** Start **
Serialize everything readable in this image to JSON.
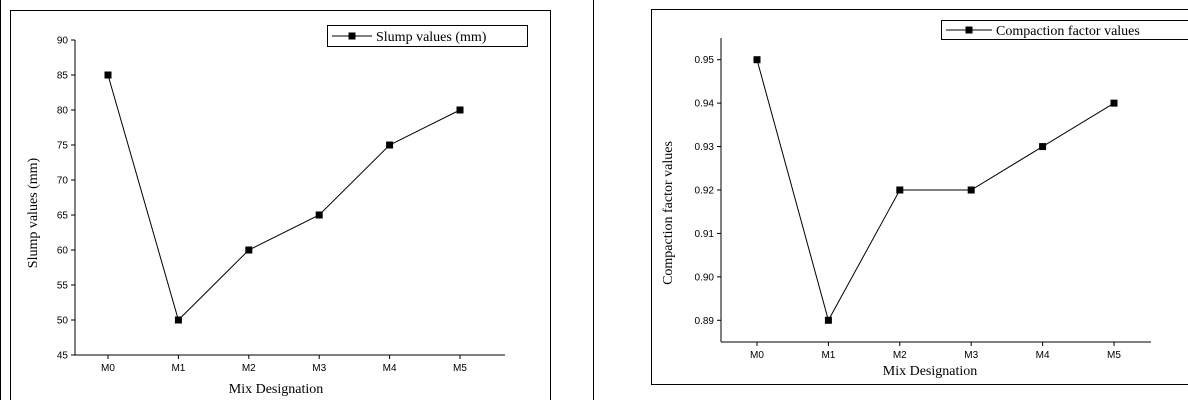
{
  "chart_data": [
    {
      "type": "line",
      "categories": [
        "M0",
        "M1",
        "M2",
        "M3",
        "M4",
        "M5"
      ],
      "series": [
        {
          "name": "Slump values (mm)",
          "values": [
            85,
            50,
            60,
            65,
            75,
            80
          ]
        }
      ],
      "title": "",
      "xlabel": "Mix Designation",
      "ylabel": "Slump values (mm)",
      "ylim": [
        45,
        90
      ],
      "yticks": [
        "45",
        "50",
        "55",
        "60",
        "65",
        "70",
        "75",
        "80",
        "85",
        "90"
      ],
      "legend": "top-right",
      "grid": false,
      "color": "#000000"
    },
    {
      "type": "line",
      "categories": [
        "M0",
        "M1",
        "M2",
        "M3",
        "M4",
        "M5"
      ],
      "series": [
        {
          "name": "Compaction factor values",
          "values": [
            0.95,
            0.89,
            0.92,
            0.92,
            0.93,
            0.94
          ]
        }
      ],
      "title": "",
      "xlabel": "Mix Designation",
      "ylabel": "Compaction factor values",
      "ylim": [
        0.885,
        0.955
      ],
      "yticks": [
        "0.89",
        "0.90",
        "0.91",
        "0.92",
        "0.93",
        "0.94",
        "0.95"
      ],
      "legend": "top-right",
      "grid": false,
      "color": "#000000"
    }
  ]
}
** End **
# WHAT THE EXERCISE ASKS
For each line in the data above that contains the string "Compaction", extract the line.

# ANSWER FOR THE TASK
          "name": "Compaction factor values",
      "ylabel": "Compaction factor values",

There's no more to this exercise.